**THE REQUEST**
Pictures do not belong in your copy. Repeat all the other data exactly.
_ _ _
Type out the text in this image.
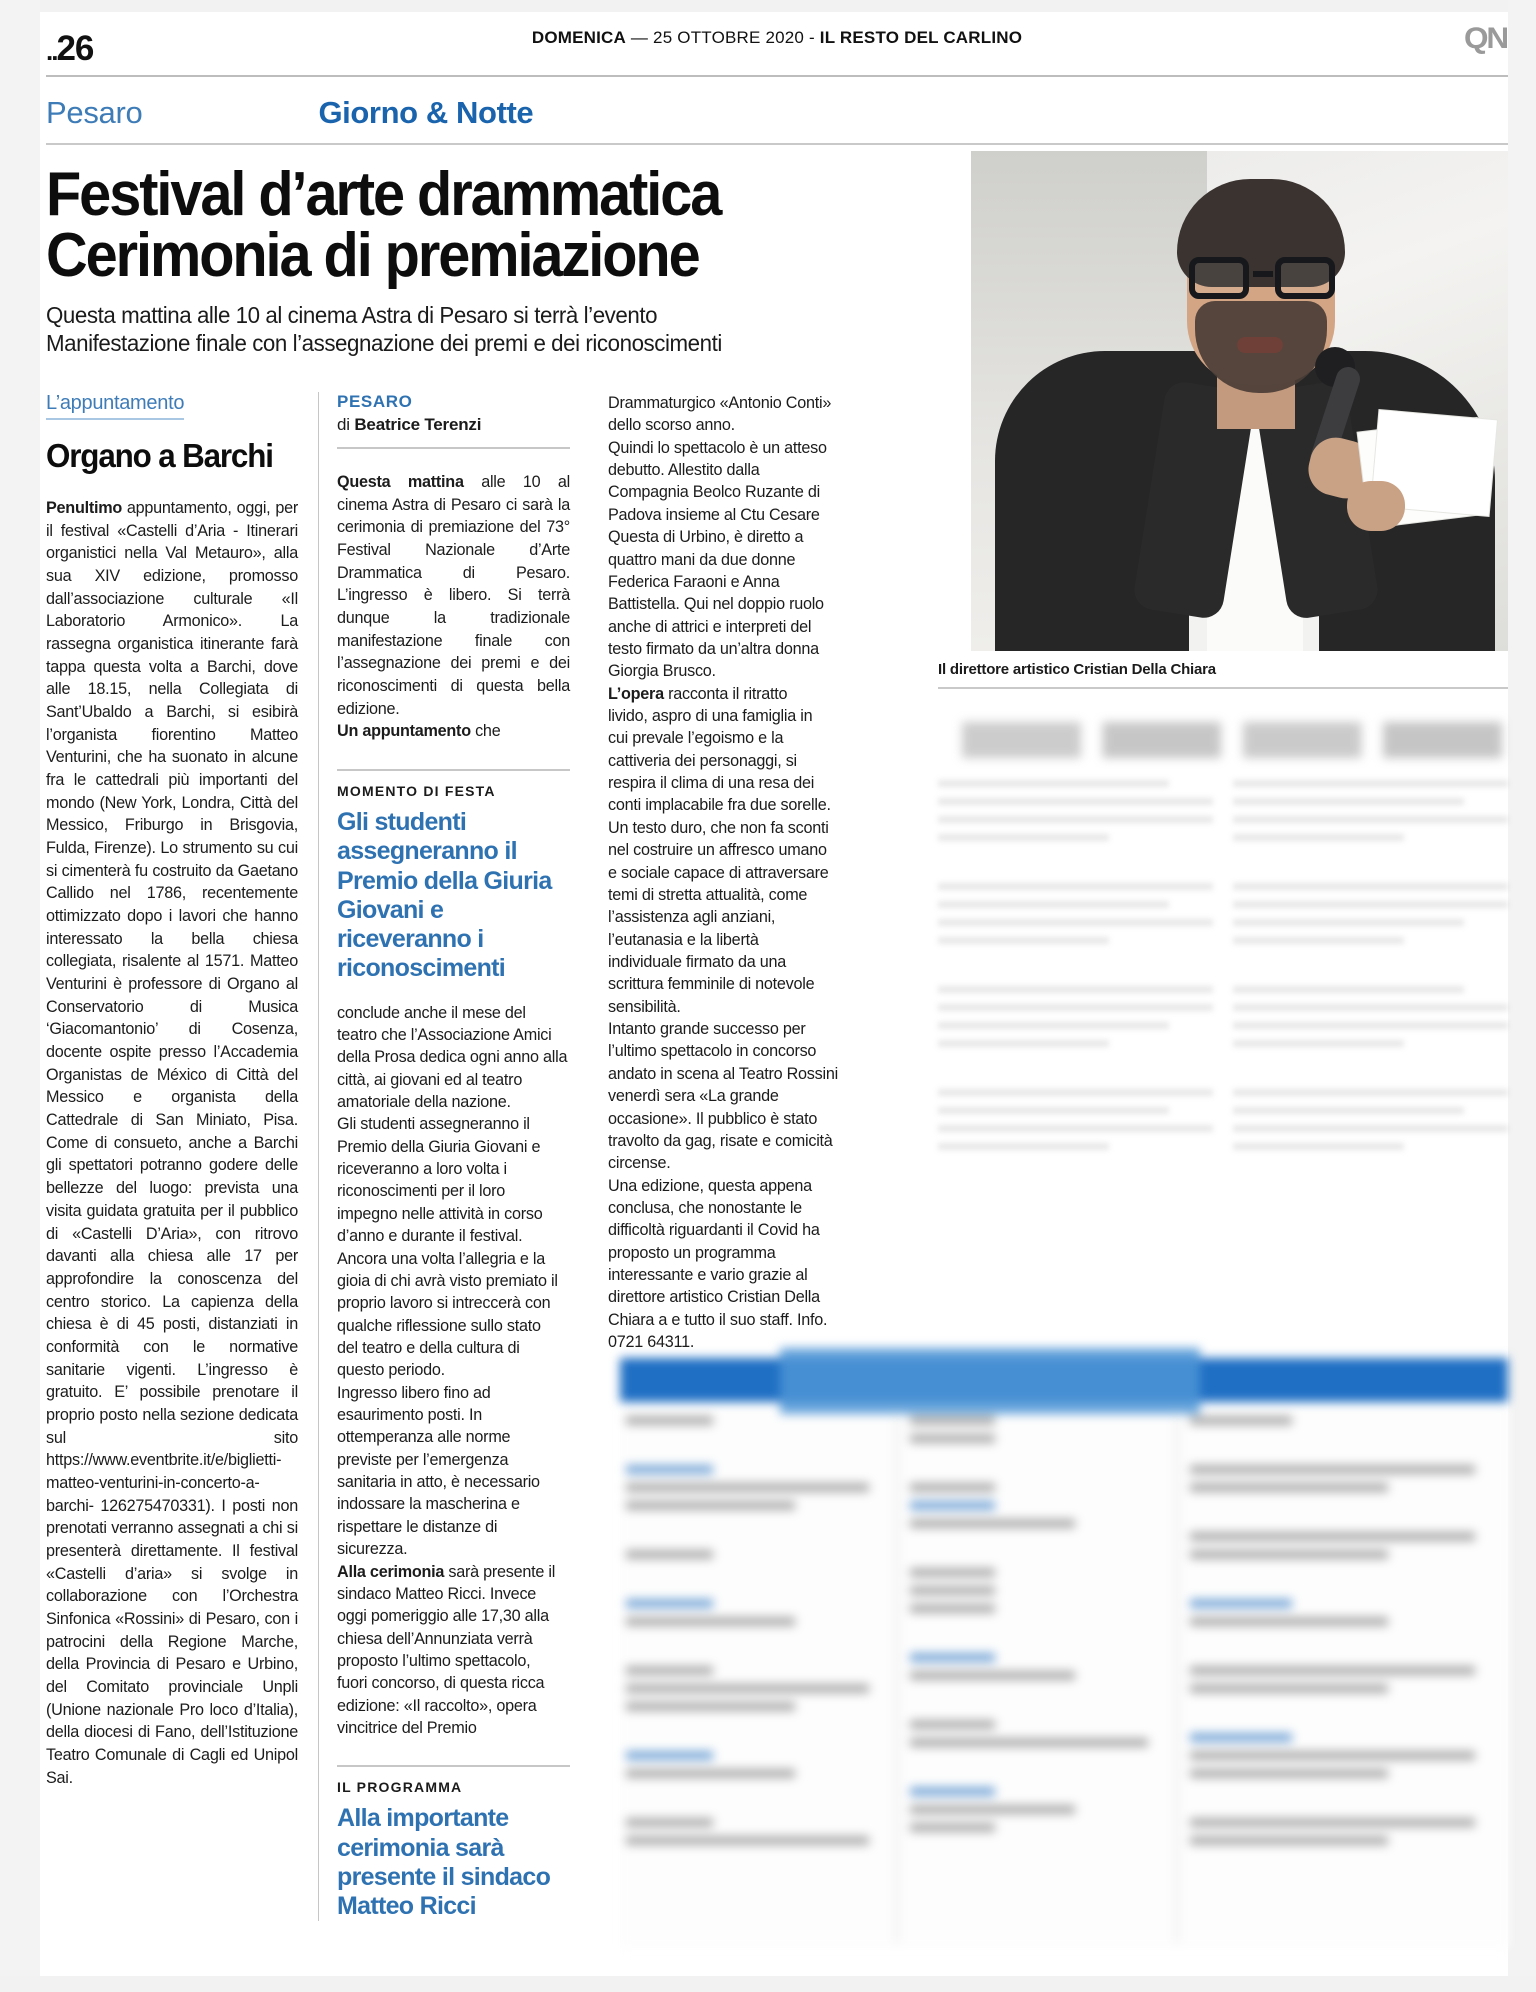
..26	DOMENICA — 25 OTTOBRE 2020 - IL RESTO DEL CARLINO	QN
Pesaro	Giorno & Notte
Festival d’arte drammatica
Cerimonia di premiazione
Questa mattina alle 10 al cinema Astra di Pesaro si terrà l’evento
Manifestazione finale con l’assegnazione dei premi e dei riconoscimenti
Il direttore artistico Cristian Della Chiara
L’appuntamento
Organo a Barchi
Penultimo appuntamento, oggi, per il festival «Castelli d’Aria - Itinerari organistici nella Val Metauro», alla sua XIV edizione, promosso dall’associazione culturale «Il Laboratorio Armonico». La rassegna organistica itinerante farà tappa questa volta a Barchi, dove alle 18.15, nella Collegiata di Sant’Ubaldo a Barchi, si esibirà l’organista fiorentino Matteo Venturini, che ha suonato in alcune fra le cattedrali più importanti del mondo (New York, Londra, Città del Messico, Friburgo in Brisgovia, Fulda, Firenze). Lo strumento su cui si cimenterà fu costruito da Gaetano Callido nel 1786, recentemente ottimizzato dopo i lavori che hanno interessato la bella chiesa collegiata, risalente al 1571. Matteo Venturini è professore di Organo al Conservatorio di Musica ‘Giacomantonio’ di Cosenza, docente ospite presso l’Accademia Organistas de México di Città del Messico e organista della Cattedrale di San Miniato, Pisa. Come di consueto, anche a Barchi gli spettatori potranno godere delle bellezze del luogo: prevista una visita guidata gratuita per il pubblico di «Castelli D’Aria», con ritrovo davanti alla chiesa alle 17 per approfondire la conoscenza del centro storico. La capienza della chiesa è di 45 posti, distanziati in conformità con le normative sanitarie vigenti. L’ingresso è gratuito. E’ possibile prenotare il proprio posto nella sezione dedicata sul sito https://www.eventbrite.it/e/biglietti-matteo-venturini-in-concerto-a-barchi- 126275470331). I posti non prenotati verranno assegnati a chi si presenterà direttamente. Il festival «Castelli d’aria» si svolge in collaborazione con l’Orchestra Sinfonica «Rossini» di Pesaro, con i patrocini della Regione Marche, della Provincia di Pesaro e Urbino, del Comitato provinciale Unpli (Unione nazionale Pro loco d’Italia), della diocesi di Fano, dell’Istituzione Teatro Comunale di Cagli ed Unipol Sai.
PESARO
di Beatrice Terenzi
Questa mattina alle 10 al cinema Astra di Pesaro ci sarà la cerimonia di premiazione del 73° Festival Nazionale d’Arte Drammatica di Pesaro. L’ingresso è libero. Si terrà dunque la tradizionale manifestazione finale con l’assegnazione dei premi e dei riconoscimenti di questa bella edizione.
Un appuntamento che
MOMENTO DI FESTA
Gli studenti assegneranno il Premio della Giuria Giovani e riceveranno i riconoscimenti
conclude anche il mese del
teatro che l’Associazione Amici
della Prosa dedica ogni anno alla
città, ai giovani ed al teatro
amatoriale della nazione.
Gli studenti assegneranno il
Premio della Giuria Giovani e
riceveranno a loro volta i
riconoscimenti per il loro
impegno nelle attività in corso
d’anno e durante il festival.
Ancora una volta l’allegria e la
gioia di chi avrà visto premiato il
proprio lavoro si intreccerà con
qualche riflessione sullo stato
del teatro e della cultura di
questo periodo.
Ingresso libero fino ad
esaurimento posti. In
ottemperanza alle norme
previste per l’emergenza
sanitaria in atto, è necessario
indossare la mascherina e
rispettare le distanze di
sicurezza.
Alla cerimonia sarà presente il
sindaco Matteo Ricci. Invece
oggi pomeriggio alle 17,30 alla
chiesa dell’Annunziata verrà
proposto l’ultimo spettacolo,
fuori concorso, di questa ricca
edizione: «Il raccolto», opera
vincitrice del Premio
IL PROGRAMMA
Alla importante cerimonia sarà presente il sindaco Matteo Ricci
Drammaturgico «Antonio Conti»
dello scorso anno.
Quindi lo spettacolo è un atteso
debutto. Allestito dalla
Compagnia Beolco Ruzante di
Padova insieme al Ctu Cesare
Questa di Urbino, è diretto a
quattro mani da due donne
Federica Faraoni e Anna
Battistella. Qui nel doppio ruolo
anche di attrici e interpreti del
testo firmato da un’altra donna
Giorgia Brusco.
L’opera racconta il ritratto
livido, aspro di una famiglia in
cui prevale l’egoismo e la
cattiveria dei personaggi, si
respira il clima di una resa dei
conti implacabile fra due sorelle.
Un testo duro, che non fa sconti
nel costruire un affresco umano
e sociale capace di attraversare
temi di stretta attualità, come
l’assistenza agli anziani,
l’eutanasia e la libertà
individuale firmato da una
scrittura femminile di notevole
sensibilità.
Intanto grande successo per
l’ultimo spettacolo in concorso
andato in scena al Teatro Rossini
venerdì sera «La grande
occasione». Il pubblico è stato
travolto da gag, risate e comicità
circense.
Una edizione, questa appena
conclusa, che nonostante le
difficoltà riguardanti il Covid ha
proposto un programma
interessante e vario grazie al
direttore artistico Cristian Della
Chiara a e tutto il suo staff. Info.
0721 64311.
_ _ _
**REPLY**
Type out the text in this image.
..26	DOMENICA — 25 OTTOBRE 2020 - IL RESTO DEL CARLINO	QN
Pesaro	Giorno & Notte
Festival d’arte drammatica
Cerimonia di premiazione
Questa mattina alle 10 al cinema Astra di Pesaro si terrà l’evento
Manifestazione finale con l’assegnazione dei premi e dei riconoscimenti
Il direttore artistico Cristian Della Chiara
L’appuntamento
Organo a Barchi
Penultimo appuntamento, oggi, per il festival «Castelli d’Aria - Itinerari organistici nella Val Metauro», alla sua XIV edizione, promosso dall’associazione culturale «Il Laboratorio Armonico». La rassegna organistica itinerante farà tappa questa volta a Barchi, dove alle 18.15, nella Collegiata di Sant’Ubaldo a Barchi, si esibirà l’organista fiorentino Matteo Venturini, che ha suonato in alcune fra le cattedrali più importanti del mondo (New York, Londra, Città del Messico, Friburgo in Brisgovia, Fulda, Firenze). Lo strumento su cui si cimenterà fu costruito da Gaetano Callido nel 1786, recentemente ottimizzato dopo i lavori che hanno interessato la bella chiesa collegiata, risalente al 1571. Matteo Venturini è professore di Organo al Conservatorio di Musica ‘Giacomantonio’ di Cosenza, docente ospite presso l’Accademia Organistas de México di Città del Messico e organista della Cattedrale di San Miniato, Pisa. Come di consueto, anche a Barchi gli spettatori potranno godere delle bellezze del luogo: prevista una visita guidata gratuita per il pubblico di «Castelli D’Aria», con ritrovo davanti alla chiesa alle 17 per approfondire la conoscenza del centro storico. La capienza della chiesa è di 45 posti, distanziati in conformità con le normative sanitarie vigenti. L’ingresso è gratuito. E’ possibile prenotare il proprio posto nella sezione dedicata sul sito https://www.eventbrite.it/e/biglietti-matteo-venturini-in-concerto-a-barchi- 126275470331). I posti non prenotati verranno assegnati a chi si presenterà direttamente. Il festival «Castelli d’aria» si svolge in collaborazione con l’Orchestra Sinfonica «Rossini» di Pesaro, con i patrocini della Regione Marche, della Provincia di Pesaro e Urbino, del Comitato provinciale Unpli (Unione nazionale Pro loco d’Italia), della diocesi di Fano, dell’Istituzione Teatro Comunale di Cagli ed Unipol Sai.
PESARO
di Beatrice Terenzi
Questa mattina alle 10 al cinema Astra di Pesaro ci sarà la cerimonia di premiazione del 73° Festival Nazionale d’Arte Drammatica di Pesaro. L’ingresso è libero. Si terrà dunque la tradizionale manifestazione finale con l’assegnazione dei premi e dei riconoscimenti di questa bella edizione.
Un appuntamento che
MOMENTO DI FESTA
Gli studenti assegneranno il Premio della Giuria Giovani e riceveranno i riconoscimenti
conclude anche il mese del
teatro che l’Associazione Amici
della Prosa dedica ogni anno alla
città, ai giovani ed al teatro
amatoriale della nazione.
Gli studenti assegneranno il
Premio della Giuria Giovani e
riceveranno a loro volta i
riconoscimenti per il loro
impegno nelle attività in corso
d’anno e durante il festival.
Ancora una volta l’allegria e la
gioia di chi avrà visto premiato il
proprio lavoro si intreccerà con
qualche riflessione sullo stato
del teatro e della cultura di
questo periodo.
Ingresso libero fino ad
esaurimento posti. In
ottemperanza alle norme
previste per l’emergenza
sanitaria in atto, è necessario
indossare la mascherina e
rispettare le distanze di
sicurezza.
Alla cerimonia sarà presente il
sindaco Matteo Ricci. Invece
oggi pomeriggio alle 17,30 alla
chiesa dell’Annunziata verrà
proposto l’ultimo spettacolo,
fuori concorso, di questa ricca
edizione: «Il raccolto», opera
vincitrice del Premio
IL PROGRAMMA
Alla importante cerimonia sarà presente il sindaco Matteo Ricci
Drammaturgico «Antonio Conti»
dello scorso anno.
Quindi lo spettacolo è un atteso
debutto. Allestito dalla
Compagnia Beolco Ruzante di
Padova insieme al Ctu Cesare
Questa di Urbino, è diretto a
quattro mani da due donne
Federica Faraoni e Anna
Battistella. Qui nel doppio ruolo
anche di attrici e interpreti del
testo firmato da un’altra donna
Giorgia Brusco.
L’opera racconta il ritratto
livido, aspro di una famiglia in
cui prevale l’egoismo e la
cattiveria dei personaggi, si
respira il clima di una resa dei
conti implacabile fra due sorelle.
Un testo duro, che non fa sconti
nel costruire un affresco umano
e sociale capace di attraversare
temi di stretta attualità, come
l’assistenza agli anziani,
l’eutanasia e la libertà
individuale firmato da una
scrittura femminile di notevole
sensibilità.
Intanto grande successo per
l’ultimo spettacolo in concorso
andato in scena al Teatro Rossini
venerdì sera «La grande
occasione». Il pubblico è stato
travolto da gag, risate e comicità
circense.
Una edizione, questa appena
conclusa, che nonostante le
difficoltà riguardanti il Covid ha
proposto un programma
interessante e vario grazie al
direttore artistico Cristian Della
Chiara a e tutto il suo staff. Info.
0721 64311.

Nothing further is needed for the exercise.